Start of Text section

# Please, stop automatically adding OTA channels to my lineup



## BrettStah (Nov 12, 2000)

This is super annoying... I'll just randomly see a bunch of new OTA channels added to the guide, most of which my antenna can't even pull in, and I don't want any of them anyway. I am a simple man with simple needs, and I just need the "-1" channels for ABC, CBS, FOX, PBS, and NBC. And those are already selected. 

If new channels are discovered, give me a message, but don't add them to my list of channels, please!

/rant over


----------



## ThAbtO (Apr 6, 2000)

I believe channels do not get added or deleted on OTA as often than on cable.


----------



## JoeKustra (Dec 7, 2012)

New channels usually have a message. If that's not enough, then make the channels you watch Favorites. Change the guide display to Favorites. New channels are never favorites, so you can ignore any channel change messages. BTW, the message usually contains a link to the Channel List where you can uncheck the channel.

I have a Premiere configured for OTA and cable. It has 64 channels in the OTA list. I receive zero. TiVo doesn't care.

End of Text section

Brief 1>
Answer these questions about the thread on OTA channels:
(a) Which "-1" channels does BrettStah say are needed?
(b) According to ThAbtO, how does the frequency of channel additions and deletions on OTA compare with cable?
(c) How many channels are in the OTA list on JoeKustra's Premiere, and how many of them are received?
Brief 2> In the thread on OTA channels, why does JoeKustra say that marking watched channels as Favorites and switching the guide to Favorites lets you ignore channel change messages?
This material plays no part in the work here.

Start of Extracted data

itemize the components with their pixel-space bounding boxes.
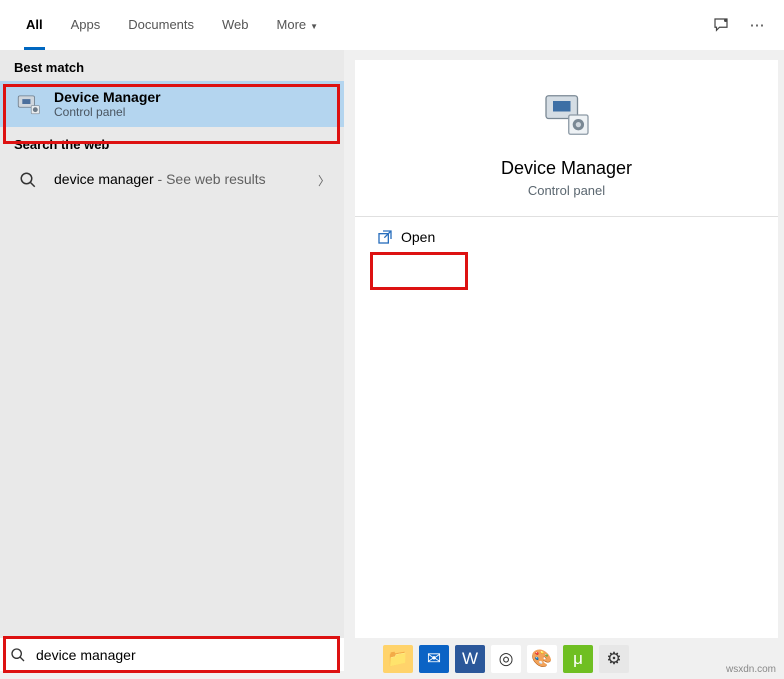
web-query-hint: - See web results bbox=[154, 171, 266, 187]
detail-panel: Device Manager Control panel Open bbox=[355, 60, 778, 638]
action-open[interactable]: Open bbox=[355, 217, 778, 257]
watermark: wsxdn.com bbox=[726, 664, 776, 675]
options-icon[interactable]: ⋯ bbox=[742, 16, 772, 34]
taskbar-generic-app[interactable]: ⚙ bbox=[599, 645, 629, 673]
tab-all[interactable]: All bbox=[12, 0, 57, 50]
tab-documents[interactable]: Documents bbox=[114, 0, 208, 50]
taskbar-paint[interactable]: 🎨 bbox=[527, 645, 557, 673]
result-device-manager[interactable]: Device Manager Control panel bbox=[0, 81, 344, 127]
group-best-match-heading: Best match bbox=[0, 50, 344, 81]
detail-device-manager-icon bbox=[538, 86, 596, 144]
result-web-query[interactable]: device manager - See web results 〉 bbox=[0, 158, 344, 202]
group-search-web-heading: Search the web bbox=[0, 127, 344, 158]
results-panel: Best match Device Manager Control panel … bbox=[0, 50, 344, 638]
tab-web[interactable]: Web bbox=[208, 0, 263, 50]
open-external-icon bbox=[377, 229, 393, 245]
chevron-down-icon: ▼ bbox=[310, 22, 318, 31]
search-input[interactable] bbox=[36, 647, 334, 663]
result-subtitle: Control panel bbox=[54, 105, 330, 119]
taskbar-utorrent[interactable]: μ bbox=[563, 645, 593, 673]
taskbar: 📁✉W◎🎨μ⚙ bbox=[355, 638, 778, 679]
detail-subtitle: Control panel bbox=[355, 183, 778, 198]
tab-more[interactable]: More▼ bbox=[263, 0, 333, 50]
tab-apps[interactable]: Apps bbox=[57, 0, 115, 50]
feedback-icon[interactable] bbox=[712, 16, 742, 34]
taskbar-mail[interactable]: ✉ bbox=[419, 645, 449, 673]
taskbar-chrome[interactable]: ◎ bbox=[491, 645, 521, 673]
search-icon bbox=[10, 647, 26, 663]
result-title: Device Manager bbox=[54, 89, 330, 105]
taskbar-word[interactable]: W bbox=[455, 645, 485, 673]
search-box[interactable] bbox=[0, 638, 344, 671]
detail-title: Device Manager bbox=[355, 158, 778, 179]
taskbar-file-explorer[interactable]: 📁 bbox=[383, 645, 413, 673]
search-icon bbox=[14, 166, 42, 194]
device-manager-icon bbox=[14, 90, 42, 118]
web-query-text: device manager bbox=[54, 171, 154, 187]
filter-tabs: All Apps Documents Web More▼ ⋯ bbox=[0, 0, 784, 50]
chevron-right-icon: 〉 bbox=[318, 172, 330, 189]
action-open-label: Open bbox=[401, 229, 435, 245]
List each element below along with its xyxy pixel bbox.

End of Extracted data

Response 1>
(a) ABC, CBS, FOX, PBS, and NBC.
(b) ThAbtO believes channels are not added or deleted on OTA as often as on cable.
(c) The OTA list has 64 channels, and zero of them are received.

Response 2> New channels are never favorites. With the guide showing only Favorites, newly added channels don't appear, so any channel change messages can be ignored.